■ Task details
Determine how many lines below include the string "course". Reply with the number only.

■ Entries shown
━━━━━━━━━━━━━━━━━━━━━━━━━━━━━━
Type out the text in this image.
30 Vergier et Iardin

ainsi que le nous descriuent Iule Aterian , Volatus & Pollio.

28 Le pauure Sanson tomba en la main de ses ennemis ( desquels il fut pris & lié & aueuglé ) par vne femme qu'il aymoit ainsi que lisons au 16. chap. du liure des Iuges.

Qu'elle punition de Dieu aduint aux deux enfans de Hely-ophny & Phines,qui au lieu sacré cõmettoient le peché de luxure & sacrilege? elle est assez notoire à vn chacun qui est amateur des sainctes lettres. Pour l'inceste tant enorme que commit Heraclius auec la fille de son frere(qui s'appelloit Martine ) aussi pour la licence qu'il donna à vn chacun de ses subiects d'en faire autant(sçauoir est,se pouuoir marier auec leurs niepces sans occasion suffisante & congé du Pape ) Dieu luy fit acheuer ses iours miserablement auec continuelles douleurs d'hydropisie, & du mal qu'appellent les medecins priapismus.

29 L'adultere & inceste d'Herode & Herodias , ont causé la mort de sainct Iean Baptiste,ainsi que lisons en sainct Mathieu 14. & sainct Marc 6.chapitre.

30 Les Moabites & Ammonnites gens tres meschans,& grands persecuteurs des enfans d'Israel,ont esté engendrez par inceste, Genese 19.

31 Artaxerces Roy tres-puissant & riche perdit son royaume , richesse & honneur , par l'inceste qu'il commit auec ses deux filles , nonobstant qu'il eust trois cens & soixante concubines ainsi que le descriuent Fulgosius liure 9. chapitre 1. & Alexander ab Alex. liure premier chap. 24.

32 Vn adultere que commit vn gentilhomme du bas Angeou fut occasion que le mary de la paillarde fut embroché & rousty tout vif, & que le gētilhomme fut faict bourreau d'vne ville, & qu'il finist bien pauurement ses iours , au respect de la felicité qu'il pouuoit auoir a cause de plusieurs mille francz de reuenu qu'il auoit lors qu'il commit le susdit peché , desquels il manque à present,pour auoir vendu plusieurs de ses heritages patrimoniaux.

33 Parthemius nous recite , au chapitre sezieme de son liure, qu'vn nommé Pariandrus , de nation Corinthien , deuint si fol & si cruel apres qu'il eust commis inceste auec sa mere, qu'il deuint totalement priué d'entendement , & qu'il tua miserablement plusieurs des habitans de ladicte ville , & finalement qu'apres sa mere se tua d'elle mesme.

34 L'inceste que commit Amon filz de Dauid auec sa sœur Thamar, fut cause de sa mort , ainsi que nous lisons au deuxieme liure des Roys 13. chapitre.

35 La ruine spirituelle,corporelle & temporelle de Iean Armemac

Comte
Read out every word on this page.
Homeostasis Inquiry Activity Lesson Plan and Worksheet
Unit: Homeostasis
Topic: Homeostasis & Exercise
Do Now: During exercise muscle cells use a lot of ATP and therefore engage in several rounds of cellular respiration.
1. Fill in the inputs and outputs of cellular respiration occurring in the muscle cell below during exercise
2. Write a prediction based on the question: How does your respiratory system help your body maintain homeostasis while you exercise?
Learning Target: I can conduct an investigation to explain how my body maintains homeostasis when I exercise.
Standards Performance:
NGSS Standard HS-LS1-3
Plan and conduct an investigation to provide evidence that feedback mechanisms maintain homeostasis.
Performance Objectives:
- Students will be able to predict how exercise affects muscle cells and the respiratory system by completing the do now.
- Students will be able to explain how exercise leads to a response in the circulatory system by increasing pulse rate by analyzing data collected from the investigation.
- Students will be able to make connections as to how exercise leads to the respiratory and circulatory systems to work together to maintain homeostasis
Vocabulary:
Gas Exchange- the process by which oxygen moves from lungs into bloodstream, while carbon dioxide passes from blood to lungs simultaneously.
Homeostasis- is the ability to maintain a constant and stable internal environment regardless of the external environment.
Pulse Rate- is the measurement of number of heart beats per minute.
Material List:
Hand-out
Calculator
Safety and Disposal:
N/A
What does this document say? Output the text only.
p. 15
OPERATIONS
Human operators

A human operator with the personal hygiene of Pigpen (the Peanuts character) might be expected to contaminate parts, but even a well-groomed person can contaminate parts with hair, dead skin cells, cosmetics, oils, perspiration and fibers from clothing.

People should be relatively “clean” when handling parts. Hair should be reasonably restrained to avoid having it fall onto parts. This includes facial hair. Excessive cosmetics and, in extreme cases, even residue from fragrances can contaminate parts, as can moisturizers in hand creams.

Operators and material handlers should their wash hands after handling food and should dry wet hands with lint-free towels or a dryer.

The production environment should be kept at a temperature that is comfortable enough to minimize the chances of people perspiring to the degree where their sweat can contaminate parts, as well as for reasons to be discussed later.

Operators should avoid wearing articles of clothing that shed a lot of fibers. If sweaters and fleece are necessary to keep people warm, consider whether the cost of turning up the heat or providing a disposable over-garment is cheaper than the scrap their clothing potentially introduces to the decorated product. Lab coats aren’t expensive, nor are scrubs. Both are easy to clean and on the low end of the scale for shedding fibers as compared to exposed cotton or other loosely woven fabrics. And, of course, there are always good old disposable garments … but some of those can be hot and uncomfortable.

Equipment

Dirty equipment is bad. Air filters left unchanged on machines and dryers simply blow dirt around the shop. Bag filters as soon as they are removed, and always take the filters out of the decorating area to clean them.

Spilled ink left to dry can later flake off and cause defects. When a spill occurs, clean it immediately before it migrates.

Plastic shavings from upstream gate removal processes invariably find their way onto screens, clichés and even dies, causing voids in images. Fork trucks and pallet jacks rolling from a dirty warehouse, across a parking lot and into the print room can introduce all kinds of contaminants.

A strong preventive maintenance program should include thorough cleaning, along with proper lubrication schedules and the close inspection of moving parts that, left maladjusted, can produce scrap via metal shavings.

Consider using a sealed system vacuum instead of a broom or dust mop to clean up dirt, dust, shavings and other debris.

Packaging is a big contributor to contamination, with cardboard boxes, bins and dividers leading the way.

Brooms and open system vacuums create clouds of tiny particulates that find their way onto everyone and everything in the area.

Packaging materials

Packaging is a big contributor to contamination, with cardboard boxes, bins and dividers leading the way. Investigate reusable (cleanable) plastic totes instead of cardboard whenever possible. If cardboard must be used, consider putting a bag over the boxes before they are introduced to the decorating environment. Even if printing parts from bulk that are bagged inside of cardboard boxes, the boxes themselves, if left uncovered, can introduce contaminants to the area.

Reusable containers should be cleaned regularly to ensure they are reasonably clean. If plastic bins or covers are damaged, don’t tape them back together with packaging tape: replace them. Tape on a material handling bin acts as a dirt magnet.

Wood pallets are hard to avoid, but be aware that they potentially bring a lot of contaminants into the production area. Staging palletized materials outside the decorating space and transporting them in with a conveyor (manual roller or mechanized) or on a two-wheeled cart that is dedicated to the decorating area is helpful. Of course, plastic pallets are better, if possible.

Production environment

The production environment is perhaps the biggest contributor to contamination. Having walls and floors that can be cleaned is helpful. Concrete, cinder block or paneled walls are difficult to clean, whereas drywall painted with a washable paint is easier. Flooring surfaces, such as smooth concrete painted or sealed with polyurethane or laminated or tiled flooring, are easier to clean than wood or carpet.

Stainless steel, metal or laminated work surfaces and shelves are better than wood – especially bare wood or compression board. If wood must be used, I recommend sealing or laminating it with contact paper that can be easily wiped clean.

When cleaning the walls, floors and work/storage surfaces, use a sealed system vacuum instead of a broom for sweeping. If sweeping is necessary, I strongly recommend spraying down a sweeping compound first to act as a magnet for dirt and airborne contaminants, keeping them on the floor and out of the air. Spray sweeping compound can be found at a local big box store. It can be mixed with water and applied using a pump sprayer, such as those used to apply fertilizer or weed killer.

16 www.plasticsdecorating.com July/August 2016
━━━━━━━━━━━━━━━━━━━━━━━━━━━━━━
■ Expected answer
2